--- BEGIN Materials provided ---

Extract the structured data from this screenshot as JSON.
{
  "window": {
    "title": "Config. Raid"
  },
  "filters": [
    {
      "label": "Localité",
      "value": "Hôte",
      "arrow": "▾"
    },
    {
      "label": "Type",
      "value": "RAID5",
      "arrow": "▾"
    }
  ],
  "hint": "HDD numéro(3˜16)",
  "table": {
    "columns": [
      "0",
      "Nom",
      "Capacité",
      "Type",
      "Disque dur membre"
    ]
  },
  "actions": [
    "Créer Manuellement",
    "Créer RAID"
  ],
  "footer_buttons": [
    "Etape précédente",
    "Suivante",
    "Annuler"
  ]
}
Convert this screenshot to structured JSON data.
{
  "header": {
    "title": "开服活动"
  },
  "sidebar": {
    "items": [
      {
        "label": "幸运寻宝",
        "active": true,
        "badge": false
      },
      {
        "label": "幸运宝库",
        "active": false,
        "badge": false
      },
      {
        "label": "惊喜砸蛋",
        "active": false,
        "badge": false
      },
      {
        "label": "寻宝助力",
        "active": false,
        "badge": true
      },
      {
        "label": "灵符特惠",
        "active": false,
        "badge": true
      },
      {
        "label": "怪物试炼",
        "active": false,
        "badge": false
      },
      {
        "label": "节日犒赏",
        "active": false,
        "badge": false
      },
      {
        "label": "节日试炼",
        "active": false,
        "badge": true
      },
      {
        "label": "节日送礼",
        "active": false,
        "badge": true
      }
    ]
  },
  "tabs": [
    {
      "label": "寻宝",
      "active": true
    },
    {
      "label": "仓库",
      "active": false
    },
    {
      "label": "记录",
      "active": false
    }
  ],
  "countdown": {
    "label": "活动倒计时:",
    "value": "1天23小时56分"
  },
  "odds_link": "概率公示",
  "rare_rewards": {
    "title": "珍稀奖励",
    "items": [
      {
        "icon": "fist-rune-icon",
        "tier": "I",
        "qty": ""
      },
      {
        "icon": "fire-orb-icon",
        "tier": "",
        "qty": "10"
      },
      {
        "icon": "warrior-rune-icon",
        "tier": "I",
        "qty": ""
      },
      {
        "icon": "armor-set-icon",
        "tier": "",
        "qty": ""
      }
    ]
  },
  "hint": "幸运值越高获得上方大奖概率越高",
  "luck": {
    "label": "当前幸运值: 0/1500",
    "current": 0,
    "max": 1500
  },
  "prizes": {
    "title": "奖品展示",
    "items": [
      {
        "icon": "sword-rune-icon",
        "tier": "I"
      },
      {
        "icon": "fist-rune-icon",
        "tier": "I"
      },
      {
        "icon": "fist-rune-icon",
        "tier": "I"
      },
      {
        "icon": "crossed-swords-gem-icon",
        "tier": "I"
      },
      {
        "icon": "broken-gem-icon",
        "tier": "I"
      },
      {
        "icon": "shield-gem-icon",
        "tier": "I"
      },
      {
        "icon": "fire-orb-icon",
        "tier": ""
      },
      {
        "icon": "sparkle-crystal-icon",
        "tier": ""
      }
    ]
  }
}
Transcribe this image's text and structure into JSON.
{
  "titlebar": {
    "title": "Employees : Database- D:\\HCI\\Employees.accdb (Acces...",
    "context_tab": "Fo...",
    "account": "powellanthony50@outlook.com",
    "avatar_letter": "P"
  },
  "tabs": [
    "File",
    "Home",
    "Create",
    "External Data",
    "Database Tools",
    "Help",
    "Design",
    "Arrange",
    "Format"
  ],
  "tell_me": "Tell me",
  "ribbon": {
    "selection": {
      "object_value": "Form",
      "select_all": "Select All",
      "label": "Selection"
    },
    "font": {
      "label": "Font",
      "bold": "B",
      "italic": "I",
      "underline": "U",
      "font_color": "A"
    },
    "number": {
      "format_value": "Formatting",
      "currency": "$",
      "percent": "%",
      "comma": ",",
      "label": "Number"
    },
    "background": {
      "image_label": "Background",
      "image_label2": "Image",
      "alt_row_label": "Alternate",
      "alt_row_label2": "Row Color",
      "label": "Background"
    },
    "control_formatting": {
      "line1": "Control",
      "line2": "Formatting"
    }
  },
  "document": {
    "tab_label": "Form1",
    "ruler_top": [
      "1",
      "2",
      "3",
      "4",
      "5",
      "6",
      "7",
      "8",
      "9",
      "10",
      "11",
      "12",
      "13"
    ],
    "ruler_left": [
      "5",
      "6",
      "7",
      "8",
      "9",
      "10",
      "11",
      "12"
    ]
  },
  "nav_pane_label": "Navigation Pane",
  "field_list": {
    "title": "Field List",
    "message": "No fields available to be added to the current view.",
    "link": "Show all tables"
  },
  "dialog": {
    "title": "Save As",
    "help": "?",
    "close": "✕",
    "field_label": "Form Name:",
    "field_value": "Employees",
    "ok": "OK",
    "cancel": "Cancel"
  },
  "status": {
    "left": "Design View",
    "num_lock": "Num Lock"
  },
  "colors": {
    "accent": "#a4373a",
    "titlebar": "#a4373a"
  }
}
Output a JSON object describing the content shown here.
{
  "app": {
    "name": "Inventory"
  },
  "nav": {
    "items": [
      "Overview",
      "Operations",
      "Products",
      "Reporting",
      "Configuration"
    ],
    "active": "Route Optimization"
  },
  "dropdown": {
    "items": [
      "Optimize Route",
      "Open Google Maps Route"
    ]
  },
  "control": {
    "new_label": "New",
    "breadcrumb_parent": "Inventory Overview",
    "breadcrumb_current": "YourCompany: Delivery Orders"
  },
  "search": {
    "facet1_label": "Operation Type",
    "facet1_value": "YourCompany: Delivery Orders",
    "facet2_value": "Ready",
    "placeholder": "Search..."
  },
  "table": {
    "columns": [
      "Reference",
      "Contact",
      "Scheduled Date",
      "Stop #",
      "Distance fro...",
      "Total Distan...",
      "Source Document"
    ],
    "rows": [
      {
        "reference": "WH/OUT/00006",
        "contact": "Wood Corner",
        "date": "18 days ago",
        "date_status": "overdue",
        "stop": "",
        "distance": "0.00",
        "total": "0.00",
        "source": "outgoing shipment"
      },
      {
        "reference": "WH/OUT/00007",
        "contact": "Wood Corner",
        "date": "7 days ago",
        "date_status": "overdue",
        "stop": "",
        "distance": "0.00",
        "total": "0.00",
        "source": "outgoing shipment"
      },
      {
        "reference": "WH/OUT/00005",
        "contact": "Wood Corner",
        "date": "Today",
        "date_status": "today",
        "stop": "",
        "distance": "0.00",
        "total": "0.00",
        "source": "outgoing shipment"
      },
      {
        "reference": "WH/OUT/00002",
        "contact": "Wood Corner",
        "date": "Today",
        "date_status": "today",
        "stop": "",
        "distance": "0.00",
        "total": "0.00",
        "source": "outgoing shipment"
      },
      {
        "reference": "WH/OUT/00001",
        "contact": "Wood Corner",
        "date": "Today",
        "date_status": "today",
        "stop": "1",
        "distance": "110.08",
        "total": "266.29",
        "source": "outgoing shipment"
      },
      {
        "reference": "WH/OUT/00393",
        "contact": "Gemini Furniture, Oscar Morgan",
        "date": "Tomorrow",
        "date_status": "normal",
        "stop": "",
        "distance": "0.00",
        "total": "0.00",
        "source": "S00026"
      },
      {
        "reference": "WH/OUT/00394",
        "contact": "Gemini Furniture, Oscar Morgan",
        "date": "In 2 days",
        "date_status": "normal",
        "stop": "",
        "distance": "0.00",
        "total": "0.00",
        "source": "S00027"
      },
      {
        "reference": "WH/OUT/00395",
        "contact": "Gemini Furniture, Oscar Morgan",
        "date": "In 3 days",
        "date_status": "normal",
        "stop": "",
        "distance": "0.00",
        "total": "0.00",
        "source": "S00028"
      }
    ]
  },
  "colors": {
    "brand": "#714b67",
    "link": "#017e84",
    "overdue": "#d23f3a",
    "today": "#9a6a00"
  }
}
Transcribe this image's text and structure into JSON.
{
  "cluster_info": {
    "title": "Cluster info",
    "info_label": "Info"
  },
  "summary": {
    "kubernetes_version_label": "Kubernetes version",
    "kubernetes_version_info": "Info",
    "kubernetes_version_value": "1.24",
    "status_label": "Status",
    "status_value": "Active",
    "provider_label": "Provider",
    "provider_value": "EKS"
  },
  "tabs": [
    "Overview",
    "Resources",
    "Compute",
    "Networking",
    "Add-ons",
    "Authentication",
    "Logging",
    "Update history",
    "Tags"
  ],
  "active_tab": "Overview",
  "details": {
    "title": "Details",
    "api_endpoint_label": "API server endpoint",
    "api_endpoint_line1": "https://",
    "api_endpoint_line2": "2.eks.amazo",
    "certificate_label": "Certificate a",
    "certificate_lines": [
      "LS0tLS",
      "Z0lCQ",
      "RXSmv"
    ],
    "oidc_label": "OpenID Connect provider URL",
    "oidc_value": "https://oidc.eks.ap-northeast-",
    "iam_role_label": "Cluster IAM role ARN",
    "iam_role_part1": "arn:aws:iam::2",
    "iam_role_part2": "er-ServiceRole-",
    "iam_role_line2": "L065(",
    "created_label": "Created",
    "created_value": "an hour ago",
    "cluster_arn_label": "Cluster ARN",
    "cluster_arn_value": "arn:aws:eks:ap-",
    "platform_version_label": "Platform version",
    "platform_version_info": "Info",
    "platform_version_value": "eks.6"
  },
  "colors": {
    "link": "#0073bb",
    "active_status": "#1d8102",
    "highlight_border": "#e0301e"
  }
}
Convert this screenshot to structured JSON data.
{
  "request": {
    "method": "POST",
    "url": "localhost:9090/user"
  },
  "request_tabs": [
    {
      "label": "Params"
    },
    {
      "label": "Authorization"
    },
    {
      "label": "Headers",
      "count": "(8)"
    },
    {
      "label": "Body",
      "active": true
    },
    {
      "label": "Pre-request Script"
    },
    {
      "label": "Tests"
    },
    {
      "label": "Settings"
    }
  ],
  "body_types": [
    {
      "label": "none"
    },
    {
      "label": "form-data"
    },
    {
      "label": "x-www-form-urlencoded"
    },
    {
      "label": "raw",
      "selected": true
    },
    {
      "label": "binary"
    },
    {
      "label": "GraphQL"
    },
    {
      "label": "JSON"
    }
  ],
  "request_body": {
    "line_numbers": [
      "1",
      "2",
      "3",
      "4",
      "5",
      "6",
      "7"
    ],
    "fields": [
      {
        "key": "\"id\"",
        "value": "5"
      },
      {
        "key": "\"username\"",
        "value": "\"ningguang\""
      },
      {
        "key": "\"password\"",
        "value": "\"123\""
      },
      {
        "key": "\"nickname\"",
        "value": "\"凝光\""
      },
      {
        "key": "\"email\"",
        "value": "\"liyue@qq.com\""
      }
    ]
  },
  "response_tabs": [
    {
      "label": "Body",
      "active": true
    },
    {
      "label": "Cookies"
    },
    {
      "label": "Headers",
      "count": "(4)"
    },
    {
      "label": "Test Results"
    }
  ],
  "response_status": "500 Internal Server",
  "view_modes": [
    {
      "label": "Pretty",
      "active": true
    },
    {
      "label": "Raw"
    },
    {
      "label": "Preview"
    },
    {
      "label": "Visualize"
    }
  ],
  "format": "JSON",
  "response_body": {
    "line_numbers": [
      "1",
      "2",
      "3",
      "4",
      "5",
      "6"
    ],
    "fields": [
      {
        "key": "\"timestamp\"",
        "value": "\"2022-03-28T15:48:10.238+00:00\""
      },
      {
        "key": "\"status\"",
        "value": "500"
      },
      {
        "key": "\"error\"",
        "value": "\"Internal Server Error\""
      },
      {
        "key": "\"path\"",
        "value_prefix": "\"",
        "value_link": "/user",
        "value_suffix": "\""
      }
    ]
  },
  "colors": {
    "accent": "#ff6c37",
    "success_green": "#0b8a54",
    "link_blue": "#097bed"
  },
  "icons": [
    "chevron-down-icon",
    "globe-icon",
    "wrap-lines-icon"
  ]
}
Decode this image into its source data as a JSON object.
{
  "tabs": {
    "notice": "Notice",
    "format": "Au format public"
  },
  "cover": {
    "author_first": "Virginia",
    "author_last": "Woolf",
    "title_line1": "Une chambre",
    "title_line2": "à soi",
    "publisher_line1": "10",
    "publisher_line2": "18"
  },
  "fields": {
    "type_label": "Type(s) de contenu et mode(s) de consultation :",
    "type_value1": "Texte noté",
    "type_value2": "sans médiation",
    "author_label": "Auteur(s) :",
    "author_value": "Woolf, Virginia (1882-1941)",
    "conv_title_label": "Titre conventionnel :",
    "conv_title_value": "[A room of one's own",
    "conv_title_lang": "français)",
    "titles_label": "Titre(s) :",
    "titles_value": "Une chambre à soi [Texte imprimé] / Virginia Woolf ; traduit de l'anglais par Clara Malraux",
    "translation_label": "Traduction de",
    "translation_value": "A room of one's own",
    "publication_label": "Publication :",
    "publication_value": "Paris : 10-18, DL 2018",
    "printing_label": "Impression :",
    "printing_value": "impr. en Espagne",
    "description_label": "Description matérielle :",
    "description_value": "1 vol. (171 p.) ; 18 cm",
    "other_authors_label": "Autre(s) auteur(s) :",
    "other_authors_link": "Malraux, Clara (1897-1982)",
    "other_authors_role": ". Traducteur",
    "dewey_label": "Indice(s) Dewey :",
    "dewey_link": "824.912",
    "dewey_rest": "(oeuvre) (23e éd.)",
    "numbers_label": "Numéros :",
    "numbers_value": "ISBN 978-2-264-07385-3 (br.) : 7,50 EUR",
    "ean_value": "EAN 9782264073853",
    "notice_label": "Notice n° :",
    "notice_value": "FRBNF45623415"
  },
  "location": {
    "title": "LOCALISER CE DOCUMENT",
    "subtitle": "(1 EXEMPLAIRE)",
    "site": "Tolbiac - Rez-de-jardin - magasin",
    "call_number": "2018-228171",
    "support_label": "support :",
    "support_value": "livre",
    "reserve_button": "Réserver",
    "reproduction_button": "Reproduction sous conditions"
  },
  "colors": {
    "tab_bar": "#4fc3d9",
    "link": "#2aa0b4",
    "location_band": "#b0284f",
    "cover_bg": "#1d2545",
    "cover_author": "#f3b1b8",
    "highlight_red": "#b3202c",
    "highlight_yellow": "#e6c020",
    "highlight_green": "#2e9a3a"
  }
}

--- END Materials provided ---

▶ **Exercise objective**: Collect the lines of the records that include the string "Titre".

▶ **Reply to the exercise**:
    "conv_title_label": "Titre conventionnel :",
    "titles_label": "Titre(s) :",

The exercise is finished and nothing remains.